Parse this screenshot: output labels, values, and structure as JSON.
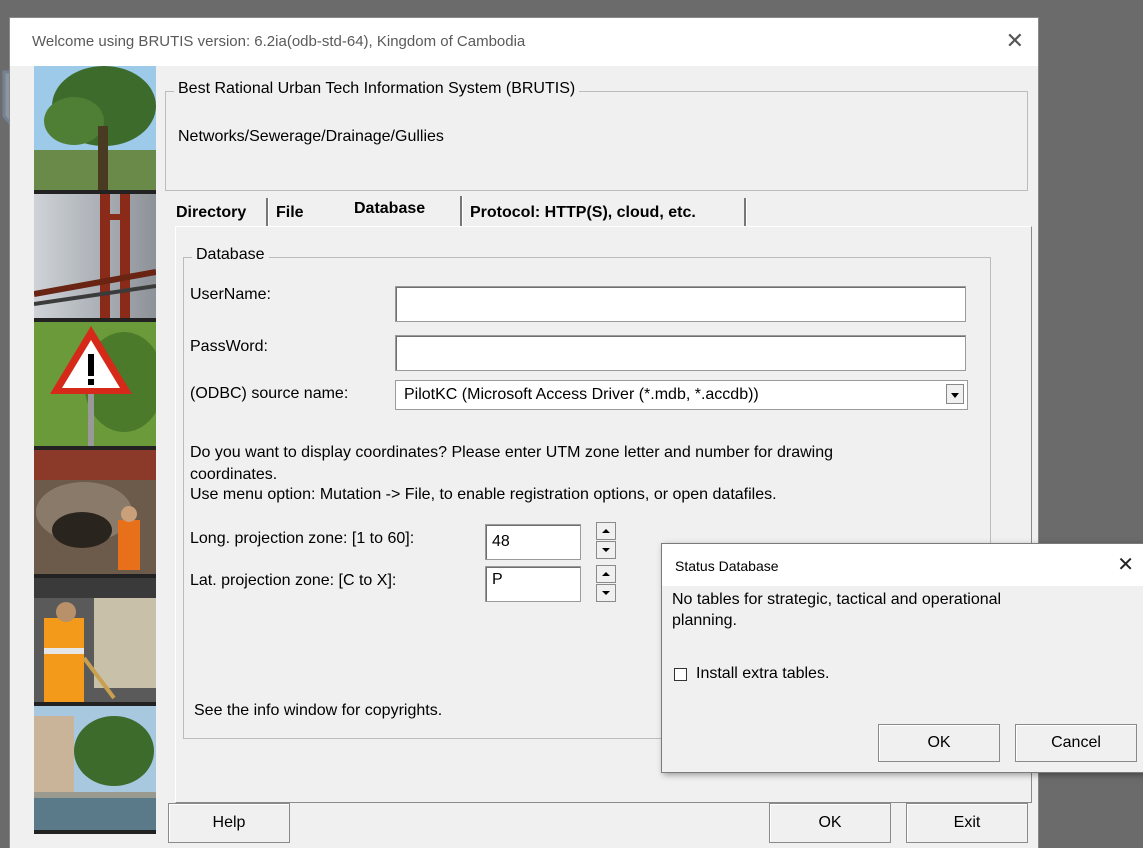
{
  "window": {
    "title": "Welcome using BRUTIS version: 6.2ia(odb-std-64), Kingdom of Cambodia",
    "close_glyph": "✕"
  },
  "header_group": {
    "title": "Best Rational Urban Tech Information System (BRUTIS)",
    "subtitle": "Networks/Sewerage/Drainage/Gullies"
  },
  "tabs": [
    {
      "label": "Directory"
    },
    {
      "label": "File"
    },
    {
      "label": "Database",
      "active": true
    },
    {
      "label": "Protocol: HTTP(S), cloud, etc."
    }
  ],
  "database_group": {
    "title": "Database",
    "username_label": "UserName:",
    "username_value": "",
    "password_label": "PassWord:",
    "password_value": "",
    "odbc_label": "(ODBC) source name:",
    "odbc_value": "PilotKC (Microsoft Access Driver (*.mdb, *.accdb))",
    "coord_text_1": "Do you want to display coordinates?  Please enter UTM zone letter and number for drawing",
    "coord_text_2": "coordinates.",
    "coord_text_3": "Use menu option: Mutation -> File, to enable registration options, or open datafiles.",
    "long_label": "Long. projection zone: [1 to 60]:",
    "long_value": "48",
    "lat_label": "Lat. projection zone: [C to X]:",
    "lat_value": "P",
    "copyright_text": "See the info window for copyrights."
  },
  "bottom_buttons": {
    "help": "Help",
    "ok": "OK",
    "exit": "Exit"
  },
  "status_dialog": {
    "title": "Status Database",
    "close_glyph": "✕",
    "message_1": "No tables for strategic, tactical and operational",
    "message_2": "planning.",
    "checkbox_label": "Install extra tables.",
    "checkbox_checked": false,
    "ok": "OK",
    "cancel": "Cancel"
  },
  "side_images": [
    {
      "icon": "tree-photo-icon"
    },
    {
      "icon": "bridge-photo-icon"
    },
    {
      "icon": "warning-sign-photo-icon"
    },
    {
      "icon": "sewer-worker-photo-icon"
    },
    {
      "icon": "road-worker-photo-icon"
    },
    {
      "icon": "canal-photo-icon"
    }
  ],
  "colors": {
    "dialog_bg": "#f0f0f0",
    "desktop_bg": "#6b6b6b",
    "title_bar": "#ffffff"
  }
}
+ + + + + + +
Copy out all the entries exactly. Images stay out of the copy.

Full response:
Parse this screenshot: output labels, values, and structure as JSON.
{
  "window": {
    "title": "Welcome using BRUTIS version: 6.2ia(odb-std-64), Kingdom of Cambodia",
    "close_glyph": "✕"
  },
  "header_group": {
    "title": "Best Rational Urban Tech Information System (BRUTIS)",
    "subtitle": "Networks/Sewerage/Drainage/Gullies"
  },
  "tabs": [
    {
      "label": "Directory"
    },
    {
      "label": "File"
    },
    {
      "label": "Database",
      "active": true
    },
    {
      "label": "Protocol: HTTP(S), cloud, etc."
    }
  ],
  "database_group": {
    "title": "Database",
    "username_label": "UserName:",
    "username_value": "",
    "password_label": "PassWord:",
    "password_value": "",
    "odbc_label": "(ODBC) source name:",
    "odbc_value": "PilotKC (Microsoft Access Driver (*.mdb, *.accdb))",
    "coord_text_1": "Do you want to display coordinates?  Please enter UTM zone letter and number for drawing",
    "coord_text_2": "coordinates.",
    "coord_text_3": "Use menu option: Mutation -> File, to enable registration options, or open datafiles.",
    "long_label": "Long. projection zone: [1 to 60]:",
    "long_value": "48",
    "lat_label": "Lat. projection zone: [C to X]:",
    "lat_value": "P",
    "copyright_text": "See the info window for copyrights."
  },
  "bottom_buttons": {
    "help": "Help",
    "ok": "OK",
    "exit": "Exit"
  },
  "status_dialog": {
    "title": "Status Database",
    "close_glyph": "✕",
    "message_1": "No tables for strategic, tactical and operational",
    "message_2": "planning.",
    "checkbox_label": "Install extra tables.",
    "checkbox_checked": false,
    "ok": "OK",
    "cancel": "Cancel"
  },
  "side_images": [
    {
      "icon": "tree-photo-icon"
    },
    {
      "icon": "bridge-photo-icon"
    },
    {
      "icon": "warning-sign-photo-icon"
    },
    {
      "icon": "sewer-worker-photo-icon"
    },
    {
      "icon": "road-worker-photo-icon"
    },
    {
      "icon": "canal-photo-icon"
    }
  ],
  "colors": {
    "dialog_bg": "#f0f0f0",
    "desktop_bg": "#6b6b6b",
    "title_bar": "#ffffff"
  }
}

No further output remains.